▶ [Set problem]:
Set down the records once more, please, exactly and with the pictures left out.

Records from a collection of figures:
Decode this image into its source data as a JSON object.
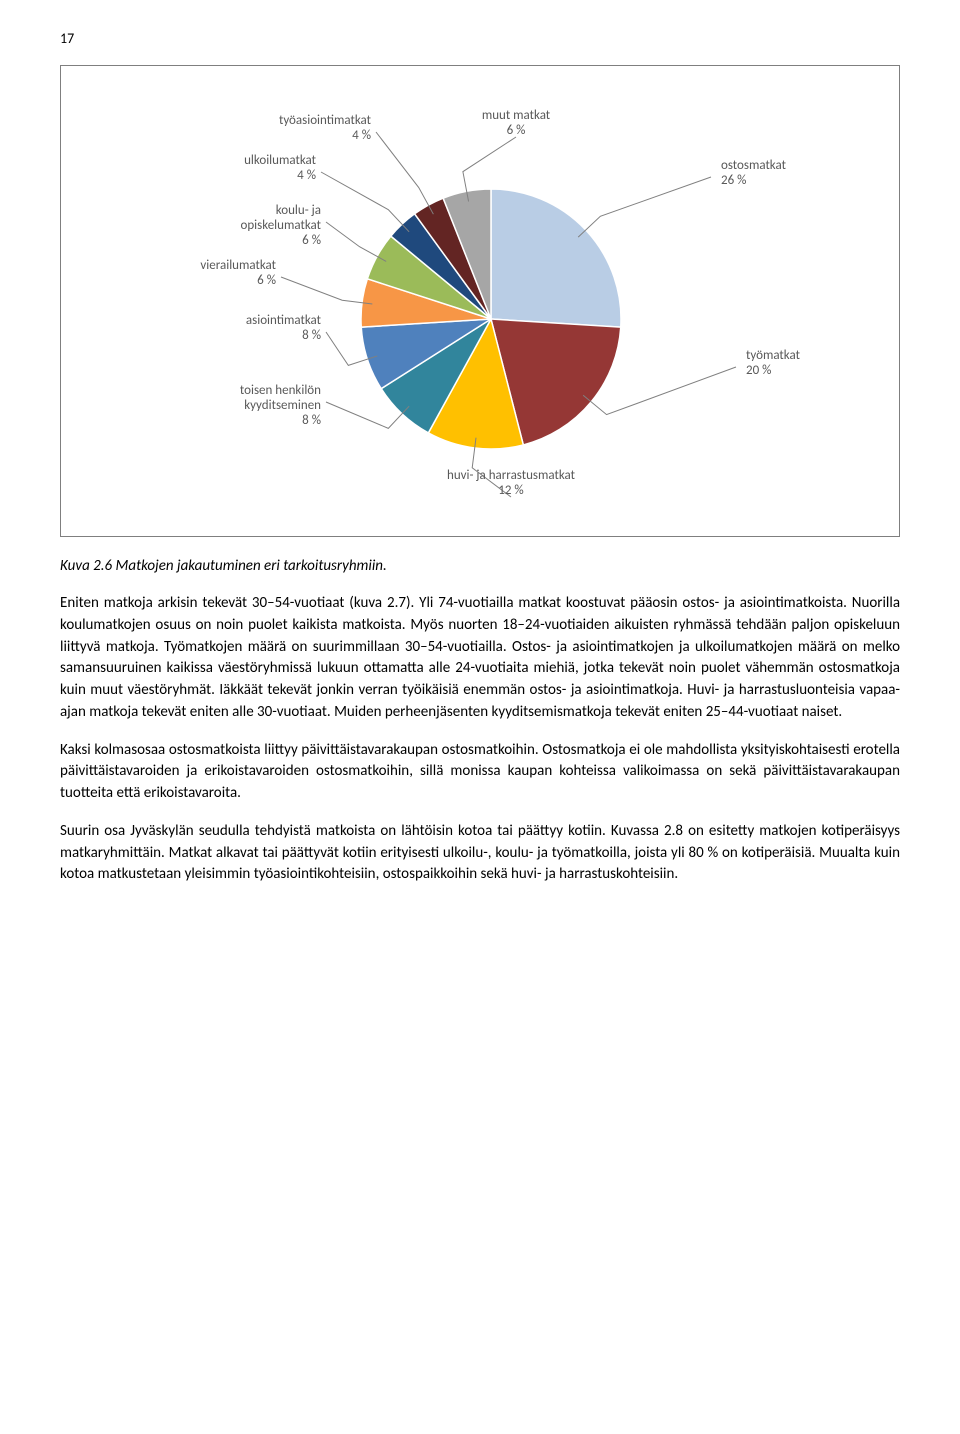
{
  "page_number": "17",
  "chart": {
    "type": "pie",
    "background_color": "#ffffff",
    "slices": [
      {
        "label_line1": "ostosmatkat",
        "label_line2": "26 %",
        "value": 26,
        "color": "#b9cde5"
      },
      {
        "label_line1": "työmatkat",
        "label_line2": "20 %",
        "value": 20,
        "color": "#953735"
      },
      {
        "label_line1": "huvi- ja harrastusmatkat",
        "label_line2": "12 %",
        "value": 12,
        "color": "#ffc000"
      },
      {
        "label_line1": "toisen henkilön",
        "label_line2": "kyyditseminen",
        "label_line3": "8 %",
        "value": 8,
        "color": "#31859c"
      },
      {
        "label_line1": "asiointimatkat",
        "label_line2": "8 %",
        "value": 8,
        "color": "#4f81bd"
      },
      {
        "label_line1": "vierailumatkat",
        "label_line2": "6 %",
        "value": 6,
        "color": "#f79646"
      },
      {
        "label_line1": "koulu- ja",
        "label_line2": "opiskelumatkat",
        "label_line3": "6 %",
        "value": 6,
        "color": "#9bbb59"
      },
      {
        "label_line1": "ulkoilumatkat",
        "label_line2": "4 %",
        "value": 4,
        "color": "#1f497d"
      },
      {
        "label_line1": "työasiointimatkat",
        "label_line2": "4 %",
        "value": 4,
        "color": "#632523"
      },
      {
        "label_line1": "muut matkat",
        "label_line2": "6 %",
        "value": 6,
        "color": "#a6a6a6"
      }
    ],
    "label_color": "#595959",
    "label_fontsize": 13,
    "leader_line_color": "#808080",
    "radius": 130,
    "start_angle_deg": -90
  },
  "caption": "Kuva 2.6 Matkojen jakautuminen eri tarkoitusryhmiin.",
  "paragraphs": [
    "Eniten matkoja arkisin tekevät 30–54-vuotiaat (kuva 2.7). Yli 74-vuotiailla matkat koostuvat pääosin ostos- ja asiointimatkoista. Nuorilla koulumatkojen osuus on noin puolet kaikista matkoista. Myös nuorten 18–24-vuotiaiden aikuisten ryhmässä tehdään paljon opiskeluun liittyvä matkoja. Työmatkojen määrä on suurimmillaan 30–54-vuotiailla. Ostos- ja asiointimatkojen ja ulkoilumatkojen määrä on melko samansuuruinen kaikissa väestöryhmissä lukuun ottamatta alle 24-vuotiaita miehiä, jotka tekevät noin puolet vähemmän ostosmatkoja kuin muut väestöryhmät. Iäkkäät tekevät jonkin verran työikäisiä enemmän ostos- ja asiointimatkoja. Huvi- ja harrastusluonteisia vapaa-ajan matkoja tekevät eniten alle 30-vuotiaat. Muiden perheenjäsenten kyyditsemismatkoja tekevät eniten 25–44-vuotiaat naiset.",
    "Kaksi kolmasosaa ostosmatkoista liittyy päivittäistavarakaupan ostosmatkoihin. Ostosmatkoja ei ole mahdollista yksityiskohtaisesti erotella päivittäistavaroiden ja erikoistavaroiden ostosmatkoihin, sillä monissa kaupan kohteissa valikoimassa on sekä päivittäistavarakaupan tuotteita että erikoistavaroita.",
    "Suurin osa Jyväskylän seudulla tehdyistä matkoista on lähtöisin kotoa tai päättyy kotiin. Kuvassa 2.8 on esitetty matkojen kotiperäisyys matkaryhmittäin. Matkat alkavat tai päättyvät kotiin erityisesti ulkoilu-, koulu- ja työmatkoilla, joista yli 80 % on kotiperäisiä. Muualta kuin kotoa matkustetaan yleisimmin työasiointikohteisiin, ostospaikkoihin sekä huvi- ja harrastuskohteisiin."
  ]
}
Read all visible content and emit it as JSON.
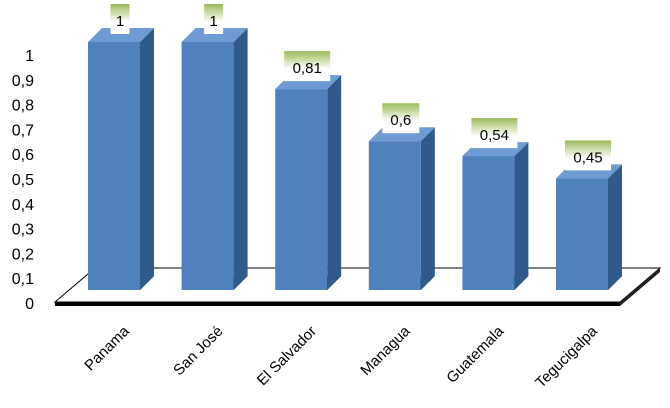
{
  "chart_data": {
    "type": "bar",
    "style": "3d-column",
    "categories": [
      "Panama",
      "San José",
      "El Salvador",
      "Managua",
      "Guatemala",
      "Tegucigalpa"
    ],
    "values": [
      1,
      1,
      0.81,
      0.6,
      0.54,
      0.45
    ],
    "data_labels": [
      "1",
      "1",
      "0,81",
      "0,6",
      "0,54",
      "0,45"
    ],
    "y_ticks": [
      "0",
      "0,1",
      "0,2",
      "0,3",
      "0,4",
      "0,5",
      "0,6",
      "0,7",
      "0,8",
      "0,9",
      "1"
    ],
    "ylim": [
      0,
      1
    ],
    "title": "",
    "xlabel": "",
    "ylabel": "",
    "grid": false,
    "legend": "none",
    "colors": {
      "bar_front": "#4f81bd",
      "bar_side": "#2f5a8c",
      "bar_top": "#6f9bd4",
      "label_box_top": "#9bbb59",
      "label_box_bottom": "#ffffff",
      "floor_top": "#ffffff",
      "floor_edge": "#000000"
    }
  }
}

▶ [Full answer]:
Decode this image into its source data as a JSON object.
{
  "page_number": "17",
  "chart": {
    "type": "pie",
    "background_color": "#ffffff",
    "slices": [
      {
        "label_line1": "ostosmatkat",
        "label_line2": "26 %",
        "value": 26,
        "color": "#b9cde5"
      },
      {
        "label_line1": "työmatkat",
        "label_line2": "20 %",
        "value": 20,
        "color": "#953735"
      },
      {
        "label_line1": "huvi- ja harrastusmatkat",
        "label_line2": "12 %",
        "value": 12,
        "color": "#ffc000"
      },
      {
        "label_line1": "toisen henkilön",
        "label_line2": "kyyditseminen",
        "label_line3": "8 %",
        "value": 8,
        "color": "#31859c"
      },
      {
        "label_line1": "asiointimatkat",
        "label_line2": "8 %",
        "value": 8,
        "color": "#4f81bd"
      },
      {
        "label_line1": "vierailumatkat",
        "label_line2": "6 %",
        "value": 6,
        "color": "#f79646"
      },
      {
        "label_line1": "koulu- ja",
        "label_line2": "opiskelumatkat",
        "label_line3": "6 %",
        "value": 6,
        "color": "#9bbb59"
      },
      {
        "label_line1": "ulkoilumatkat",
        "label_line2": "4 %",
        "value": 4,
        "color": "#1f497d"
      },
      {
        "label_line1": "työasiointimatkat",
        "label_line2": "4 %",
        "value": 4,
        "color": "#632523"
      },
      {
        "label_line1": "muut matkat",
        "label_line2": "6 %",
        "value": 6,
        "color": "#a6a6a6"
      }
    ],
    "label_color": "#595959",
    "label_fontsize": 13,
    "leader_line_color": "#808080",
    "radius": 130,
    "start_angle_deg": -90
  },
  "caption": "Kuva 2.6 Matkojen jakautuminen eri tarkoitusryhmiin.",
  "paragraphs": [
    "Eniten matkoja arkisin tekevät 30–54-vuotiaat (kuva 2.7). Yli 74-vuotiailla matkat koostuvat pääosin ostos- ja asiointimatkoista. Nuorilla koulumatkojen osuus on noin puolet kaikista matkoista. Myös nuorten 18–24-vuotiaiden aikuisten ryhmässä tehdään paljon opiskeluun liittyvä matkoja. Työmatkojen määrä on suurimmillaan 30–54-vuotiailla. Ostos- ja asiointimatkojen ja ulkoilumatkojen määrä on melko samansuuruinen kaikissa väestöryhmissä lukuun ottamatta alle 24-vuotiaita miehiä, jotka tekevät noin puolet vähemmän ostosmatkoja kuin muut väestöryhmät. Iäkkäät tekevät jonkin verran työikäisiä enemmän ostos- ja asiointimatkoja. Huvi- ja harrastusluonteisia vapaa-ajan matkoja tekevät eniten alle 30-vuotiaat. Muiden perheenjäsenten kyyditsemismatkoja tekevät eniten 25–44-vuotiaat naiset.",
    "Kaksi kolmasosaa ostosmatkoista liittyy päivittäistavarakaupan ostosmatkoihin. Ostosmatkoja ei ole mahdollista yksityiskohtaisesti erotella päivittäistavaroiden ja erikoistavaroiden ostosmatkoihin, sillä monissa kaupan kohteissa valikoimassa on sekä päivittäistavarakaupan tuotteita että erikoistavaroita.",
    "Suurin osa Jyväskylän seudulla tehdyistä matkoista on lähtöisin kotoa tai päättyy kotiin. Kuvassa 2.8 on esitetty matkojen kotiperäisyys matkaryhmittäin. Matkat alkavat tai päättyvät kotiin erityisesti ulkoilu-, koulu- ja työmatkoilla, joista yli 80 % on kotiperäisiä. Muualta kuin kotoa matkustetaan yleisimmin työasiointikohteisiin, ostospaikkoihin sekä huvi- ja harrastuskohteisiin."
  ]
}
Read all visible content and emit it as JSON.
{
  "chart_data": {
    "type": "bar",
    "style": "3d-column",
    "categories": [
      "Panama",
      "San José",
      "El Salvador",
      "Managua",
      "Guatemala",
      "Tegucigalpa"
    ],
    "values": [
      1,
      1,
      0.81,
      0.6,
      0.54,
      0.45
    ],
    "data_labels": [
      "1",
      "1",
      "0,81",
      "0,6",
      "0,54",
      "0,45"
    ],
    "y_ticks": [
      "0",
      "0,1",
      "0,2",
      "0,3",
      "0,4",
      "0,5",
      "0,6",
      "0,7",
      "0,8",
      "0,9",
      "1"
    ],
    "ylim": [
      0,
      1
    ],
    "title": "",
    "xlabel": "",
    "ylabel": "",
    "grid": false,
    "legend": "none",
    "colors": {
      "bar_front": "#4f81bd",
      "bar_side": "#2f5a8c",
      "bar_top": "#6f9bd4",
      "label_box_top": "#9bbb59",
      "label_box_bottom": "#ffffff",
      "floor_top": "#ffffff",
      "floor_edge": "#000000"
    }
  }
}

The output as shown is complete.